* _Exercise instructions_: Gather each line in the entries that includes the string "Outlook".

* _Data records_:
########################################

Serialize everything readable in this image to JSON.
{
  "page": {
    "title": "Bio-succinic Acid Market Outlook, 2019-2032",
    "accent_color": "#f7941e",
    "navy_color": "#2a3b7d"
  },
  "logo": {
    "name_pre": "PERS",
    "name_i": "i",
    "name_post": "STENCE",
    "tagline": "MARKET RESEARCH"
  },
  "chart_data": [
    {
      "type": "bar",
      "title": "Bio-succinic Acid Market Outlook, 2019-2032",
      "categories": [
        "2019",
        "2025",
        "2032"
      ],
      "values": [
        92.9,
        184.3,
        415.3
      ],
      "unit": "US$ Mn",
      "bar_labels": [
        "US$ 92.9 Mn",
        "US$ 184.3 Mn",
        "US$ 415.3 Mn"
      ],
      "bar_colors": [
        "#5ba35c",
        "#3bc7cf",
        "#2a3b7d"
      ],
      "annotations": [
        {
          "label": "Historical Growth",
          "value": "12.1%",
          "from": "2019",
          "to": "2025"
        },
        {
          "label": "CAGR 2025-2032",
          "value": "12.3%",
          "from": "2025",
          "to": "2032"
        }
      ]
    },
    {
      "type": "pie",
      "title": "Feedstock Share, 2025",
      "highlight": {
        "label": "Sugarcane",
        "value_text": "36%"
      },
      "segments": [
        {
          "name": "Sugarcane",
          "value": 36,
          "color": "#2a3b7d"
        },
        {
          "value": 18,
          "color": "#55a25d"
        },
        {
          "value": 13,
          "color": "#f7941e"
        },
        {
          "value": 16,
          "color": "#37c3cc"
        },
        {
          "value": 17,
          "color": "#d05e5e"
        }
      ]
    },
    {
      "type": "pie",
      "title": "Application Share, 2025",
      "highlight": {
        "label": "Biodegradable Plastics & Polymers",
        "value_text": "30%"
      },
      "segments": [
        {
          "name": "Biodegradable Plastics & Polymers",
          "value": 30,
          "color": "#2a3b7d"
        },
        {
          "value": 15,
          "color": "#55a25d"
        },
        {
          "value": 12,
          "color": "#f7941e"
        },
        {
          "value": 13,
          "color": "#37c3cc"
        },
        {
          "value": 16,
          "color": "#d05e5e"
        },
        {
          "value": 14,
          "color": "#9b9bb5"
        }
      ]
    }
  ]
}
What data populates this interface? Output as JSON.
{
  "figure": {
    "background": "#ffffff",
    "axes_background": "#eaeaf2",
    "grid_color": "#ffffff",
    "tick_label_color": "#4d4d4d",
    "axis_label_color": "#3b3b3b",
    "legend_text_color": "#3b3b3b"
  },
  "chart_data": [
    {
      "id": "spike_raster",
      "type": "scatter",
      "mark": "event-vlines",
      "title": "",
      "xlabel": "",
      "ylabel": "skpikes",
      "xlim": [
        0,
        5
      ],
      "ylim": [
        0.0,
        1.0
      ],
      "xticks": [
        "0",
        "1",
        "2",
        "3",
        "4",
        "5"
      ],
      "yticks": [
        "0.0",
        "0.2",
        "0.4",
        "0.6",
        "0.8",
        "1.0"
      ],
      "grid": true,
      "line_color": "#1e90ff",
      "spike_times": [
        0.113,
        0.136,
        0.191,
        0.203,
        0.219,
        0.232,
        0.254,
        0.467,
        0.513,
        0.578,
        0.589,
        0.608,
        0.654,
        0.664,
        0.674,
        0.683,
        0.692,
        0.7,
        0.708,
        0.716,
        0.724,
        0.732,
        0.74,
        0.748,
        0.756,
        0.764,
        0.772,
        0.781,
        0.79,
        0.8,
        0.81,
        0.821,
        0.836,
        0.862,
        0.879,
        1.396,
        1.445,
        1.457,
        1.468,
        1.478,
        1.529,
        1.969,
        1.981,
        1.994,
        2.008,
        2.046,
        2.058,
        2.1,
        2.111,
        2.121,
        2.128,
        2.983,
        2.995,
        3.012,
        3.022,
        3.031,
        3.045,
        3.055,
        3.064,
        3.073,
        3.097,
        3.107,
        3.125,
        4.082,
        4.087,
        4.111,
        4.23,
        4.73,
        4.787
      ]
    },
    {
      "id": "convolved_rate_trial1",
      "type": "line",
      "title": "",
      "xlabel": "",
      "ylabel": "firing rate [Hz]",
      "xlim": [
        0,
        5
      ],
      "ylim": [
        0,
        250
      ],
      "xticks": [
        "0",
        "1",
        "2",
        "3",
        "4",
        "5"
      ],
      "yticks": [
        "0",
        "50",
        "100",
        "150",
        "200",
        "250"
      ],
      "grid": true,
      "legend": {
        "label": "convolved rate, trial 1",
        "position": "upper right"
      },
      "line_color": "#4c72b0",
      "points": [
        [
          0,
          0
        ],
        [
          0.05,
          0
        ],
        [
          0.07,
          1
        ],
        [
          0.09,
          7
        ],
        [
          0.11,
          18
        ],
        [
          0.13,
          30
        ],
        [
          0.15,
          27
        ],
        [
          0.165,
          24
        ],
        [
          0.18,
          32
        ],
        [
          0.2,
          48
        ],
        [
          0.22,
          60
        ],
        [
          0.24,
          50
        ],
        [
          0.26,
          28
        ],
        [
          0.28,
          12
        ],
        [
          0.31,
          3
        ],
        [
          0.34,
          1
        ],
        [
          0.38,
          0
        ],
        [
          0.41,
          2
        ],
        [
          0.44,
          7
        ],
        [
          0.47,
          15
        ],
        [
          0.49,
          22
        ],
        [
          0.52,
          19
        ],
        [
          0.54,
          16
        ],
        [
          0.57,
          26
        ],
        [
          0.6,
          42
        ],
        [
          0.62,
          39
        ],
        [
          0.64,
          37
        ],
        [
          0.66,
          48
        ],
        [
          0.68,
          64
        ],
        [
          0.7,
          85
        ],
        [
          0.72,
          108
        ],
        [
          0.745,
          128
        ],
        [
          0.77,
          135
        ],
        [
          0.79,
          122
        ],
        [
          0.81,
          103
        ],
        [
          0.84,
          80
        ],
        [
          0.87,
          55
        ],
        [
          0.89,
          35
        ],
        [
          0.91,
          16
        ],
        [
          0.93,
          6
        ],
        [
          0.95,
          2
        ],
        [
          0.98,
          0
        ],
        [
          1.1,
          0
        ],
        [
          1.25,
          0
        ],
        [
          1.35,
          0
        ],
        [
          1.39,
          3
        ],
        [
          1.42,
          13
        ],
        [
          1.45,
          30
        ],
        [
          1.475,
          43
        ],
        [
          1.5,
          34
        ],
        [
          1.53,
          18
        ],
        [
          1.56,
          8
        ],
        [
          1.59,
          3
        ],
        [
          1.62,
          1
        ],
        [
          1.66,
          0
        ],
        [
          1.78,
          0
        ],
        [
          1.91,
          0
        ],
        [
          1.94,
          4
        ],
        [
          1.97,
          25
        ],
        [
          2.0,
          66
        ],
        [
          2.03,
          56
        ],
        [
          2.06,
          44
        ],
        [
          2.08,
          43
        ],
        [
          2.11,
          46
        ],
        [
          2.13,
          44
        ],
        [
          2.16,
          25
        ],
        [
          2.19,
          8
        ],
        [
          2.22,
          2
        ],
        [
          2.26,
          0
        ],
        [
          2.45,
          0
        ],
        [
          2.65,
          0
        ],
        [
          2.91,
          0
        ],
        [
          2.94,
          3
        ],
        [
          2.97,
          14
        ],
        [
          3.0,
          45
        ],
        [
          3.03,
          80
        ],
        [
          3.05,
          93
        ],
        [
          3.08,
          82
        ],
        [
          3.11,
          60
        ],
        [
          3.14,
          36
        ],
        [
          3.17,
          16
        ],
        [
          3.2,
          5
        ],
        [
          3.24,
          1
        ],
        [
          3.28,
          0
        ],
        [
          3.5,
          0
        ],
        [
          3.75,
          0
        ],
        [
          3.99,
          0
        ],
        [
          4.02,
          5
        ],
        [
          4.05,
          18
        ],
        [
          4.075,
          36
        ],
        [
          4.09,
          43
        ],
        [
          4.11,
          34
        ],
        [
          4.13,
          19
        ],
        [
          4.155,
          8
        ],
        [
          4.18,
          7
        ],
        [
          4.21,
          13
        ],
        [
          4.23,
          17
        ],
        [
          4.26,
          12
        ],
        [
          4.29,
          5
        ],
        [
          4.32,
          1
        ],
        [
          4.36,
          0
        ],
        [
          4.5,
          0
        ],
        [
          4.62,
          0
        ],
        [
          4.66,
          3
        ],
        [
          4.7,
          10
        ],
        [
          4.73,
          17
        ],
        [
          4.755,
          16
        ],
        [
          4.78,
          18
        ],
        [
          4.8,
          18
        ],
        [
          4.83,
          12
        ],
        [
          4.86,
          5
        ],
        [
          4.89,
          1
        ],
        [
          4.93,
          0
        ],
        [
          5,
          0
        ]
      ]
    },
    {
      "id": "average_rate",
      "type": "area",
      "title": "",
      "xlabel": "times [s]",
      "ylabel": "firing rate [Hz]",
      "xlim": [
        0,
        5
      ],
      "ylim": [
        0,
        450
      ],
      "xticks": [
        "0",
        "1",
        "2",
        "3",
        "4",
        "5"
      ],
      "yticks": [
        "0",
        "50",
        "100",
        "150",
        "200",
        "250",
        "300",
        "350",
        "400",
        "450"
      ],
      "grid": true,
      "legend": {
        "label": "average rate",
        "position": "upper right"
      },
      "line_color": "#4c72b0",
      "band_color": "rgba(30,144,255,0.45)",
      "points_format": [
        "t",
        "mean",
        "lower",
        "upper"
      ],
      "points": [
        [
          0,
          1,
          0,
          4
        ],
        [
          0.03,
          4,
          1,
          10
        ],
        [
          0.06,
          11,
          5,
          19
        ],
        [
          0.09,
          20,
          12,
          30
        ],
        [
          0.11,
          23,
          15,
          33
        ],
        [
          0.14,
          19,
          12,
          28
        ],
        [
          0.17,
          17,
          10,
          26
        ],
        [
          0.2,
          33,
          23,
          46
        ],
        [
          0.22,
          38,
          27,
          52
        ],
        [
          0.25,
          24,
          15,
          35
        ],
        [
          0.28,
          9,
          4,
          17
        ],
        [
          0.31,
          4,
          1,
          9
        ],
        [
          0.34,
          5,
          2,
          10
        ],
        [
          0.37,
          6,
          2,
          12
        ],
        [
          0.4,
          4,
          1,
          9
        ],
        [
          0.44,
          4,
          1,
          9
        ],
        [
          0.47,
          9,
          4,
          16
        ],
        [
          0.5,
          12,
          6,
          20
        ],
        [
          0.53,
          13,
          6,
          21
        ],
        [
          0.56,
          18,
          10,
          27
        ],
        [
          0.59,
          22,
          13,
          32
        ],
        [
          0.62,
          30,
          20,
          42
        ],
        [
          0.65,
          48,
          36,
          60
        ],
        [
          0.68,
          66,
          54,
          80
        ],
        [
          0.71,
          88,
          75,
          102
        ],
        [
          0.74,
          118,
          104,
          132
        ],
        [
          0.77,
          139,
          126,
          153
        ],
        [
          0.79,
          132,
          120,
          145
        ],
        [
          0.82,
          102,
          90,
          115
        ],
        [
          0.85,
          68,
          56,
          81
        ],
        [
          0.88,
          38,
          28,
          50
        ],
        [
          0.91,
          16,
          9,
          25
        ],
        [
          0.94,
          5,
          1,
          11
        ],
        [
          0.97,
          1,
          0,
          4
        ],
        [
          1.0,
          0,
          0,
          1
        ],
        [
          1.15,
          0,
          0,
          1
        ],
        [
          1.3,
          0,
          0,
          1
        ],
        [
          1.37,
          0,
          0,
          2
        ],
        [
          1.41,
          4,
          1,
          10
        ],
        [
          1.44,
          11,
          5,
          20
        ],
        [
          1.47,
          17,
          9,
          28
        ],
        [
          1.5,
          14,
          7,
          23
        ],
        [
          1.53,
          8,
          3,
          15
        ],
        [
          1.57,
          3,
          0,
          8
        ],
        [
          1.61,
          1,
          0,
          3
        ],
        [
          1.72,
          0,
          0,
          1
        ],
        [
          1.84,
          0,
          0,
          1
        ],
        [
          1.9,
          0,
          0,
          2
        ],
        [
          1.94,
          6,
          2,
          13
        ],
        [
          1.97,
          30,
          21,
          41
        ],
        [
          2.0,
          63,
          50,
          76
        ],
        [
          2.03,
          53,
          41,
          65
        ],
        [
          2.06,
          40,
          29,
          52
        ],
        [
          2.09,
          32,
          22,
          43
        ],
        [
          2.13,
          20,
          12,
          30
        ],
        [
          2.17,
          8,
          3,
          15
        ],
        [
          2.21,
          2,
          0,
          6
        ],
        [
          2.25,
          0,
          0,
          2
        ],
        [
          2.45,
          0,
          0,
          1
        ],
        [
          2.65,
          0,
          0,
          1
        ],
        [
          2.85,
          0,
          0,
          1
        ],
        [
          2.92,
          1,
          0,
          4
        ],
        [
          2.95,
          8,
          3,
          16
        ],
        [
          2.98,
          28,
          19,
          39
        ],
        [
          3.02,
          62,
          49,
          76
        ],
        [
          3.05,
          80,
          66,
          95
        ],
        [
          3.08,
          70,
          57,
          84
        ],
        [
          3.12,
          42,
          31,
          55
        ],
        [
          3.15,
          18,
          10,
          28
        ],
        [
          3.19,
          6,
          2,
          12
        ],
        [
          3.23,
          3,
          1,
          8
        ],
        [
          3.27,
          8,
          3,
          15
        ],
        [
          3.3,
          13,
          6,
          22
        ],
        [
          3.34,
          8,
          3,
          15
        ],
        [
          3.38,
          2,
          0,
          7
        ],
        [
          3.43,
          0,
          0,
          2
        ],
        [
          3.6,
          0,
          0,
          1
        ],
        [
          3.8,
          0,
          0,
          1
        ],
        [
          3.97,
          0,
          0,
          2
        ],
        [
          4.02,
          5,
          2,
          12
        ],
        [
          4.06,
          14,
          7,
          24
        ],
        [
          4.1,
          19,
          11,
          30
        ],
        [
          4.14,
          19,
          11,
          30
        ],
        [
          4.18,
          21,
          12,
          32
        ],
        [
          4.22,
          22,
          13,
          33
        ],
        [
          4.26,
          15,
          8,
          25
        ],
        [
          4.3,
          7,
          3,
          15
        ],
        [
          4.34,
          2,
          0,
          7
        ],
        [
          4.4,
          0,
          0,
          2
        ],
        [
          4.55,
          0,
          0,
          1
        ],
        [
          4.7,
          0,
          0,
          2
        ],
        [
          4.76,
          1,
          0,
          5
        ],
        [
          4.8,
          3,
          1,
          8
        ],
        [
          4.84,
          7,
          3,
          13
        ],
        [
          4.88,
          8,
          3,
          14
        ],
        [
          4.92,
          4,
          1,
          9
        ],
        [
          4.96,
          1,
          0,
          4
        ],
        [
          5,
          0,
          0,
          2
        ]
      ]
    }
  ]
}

########################################

* _The result_:
    "title": "Bio-succinic Acid Market Outlook, 2019-2032",
      "title": "Bio-succinic Acid Market Outlook, 2019-2032",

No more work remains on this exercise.